● AIM OF THE TASK: All material below is to be reproduced exactly.

::::::::::

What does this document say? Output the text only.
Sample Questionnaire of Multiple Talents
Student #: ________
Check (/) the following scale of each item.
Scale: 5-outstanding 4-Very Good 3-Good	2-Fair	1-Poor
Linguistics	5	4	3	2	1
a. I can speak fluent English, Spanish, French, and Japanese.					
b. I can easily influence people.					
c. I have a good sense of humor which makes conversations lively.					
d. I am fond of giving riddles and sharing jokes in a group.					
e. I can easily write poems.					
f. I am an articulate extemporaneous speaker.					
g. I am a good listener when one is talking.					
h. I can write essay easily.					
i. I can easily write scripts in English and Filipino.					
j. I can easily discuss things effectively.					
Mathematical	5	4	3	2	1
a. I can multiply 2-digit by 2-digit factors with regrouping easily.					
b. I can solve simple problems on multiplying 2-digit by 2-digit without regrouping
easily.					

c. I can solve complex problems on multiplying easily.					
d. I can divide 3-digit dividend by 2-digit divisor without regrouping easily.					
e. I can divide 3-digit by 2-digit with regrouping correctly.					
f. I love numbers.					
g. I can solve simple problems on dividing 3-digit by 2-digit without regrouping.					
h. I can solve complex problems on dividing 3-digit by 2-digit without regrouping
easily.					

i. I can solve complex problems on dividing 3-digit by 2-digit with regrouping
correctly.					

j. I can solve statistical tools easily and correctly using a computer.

::::::::::

● FINAL ANSWER:
What does this document say? Output the text only.
Sample Questionnaire of Multiple Talents
Student #: ________
Check (/) the following scale of each item.
Scale: 5-outstanding 4-Very Good 3-Good	2-Fair	1-Poor
Linguistics	5	4	3	2	1
a. I can speak fluent English, Spanish, French, and Japanese.					
b. I can easily influence people.					
c. I have a good sense of humor which makes conversations lively.					
d. I am fond of giving riddles and sharing jokes in a group.					
e. I can easily write poems.					
f. I am an articulate extemporaneous speaker.					
g. I am a good listener when one is talking.					
h. I can write essay easily.					
i. I can easily write scripts in English and Filipino.					
j. I can easily discuss things effectively.					
Mathematical	5	4	3	2	1
a. I can multiply 2-digit by 2-digit factors with regrouping easily.					
b. I can solve simple problems on multiplying 2-digit by 2-digit without regrouping
easily.					

c. I can solve complex problems on multiplying easily.					
d. I can divide 3-digit dividend by 2-digit divisor without regrouping easily.					
e. I can divide 3-digit by 2-digit with regrouping correctly.					
f. I love numbers.					
g. I can solve simple problems on dividing 3-digit by 2-digit without regrouping.					
h. I can solve complex problems on dividing 3-digit by 2-digit without regrouping
easily.					

i. I can solve complex problems on dividing 3-digit by 2-digit with regrouping
correctly.					

j. I can solve statistical tools easily and correctly using a computer.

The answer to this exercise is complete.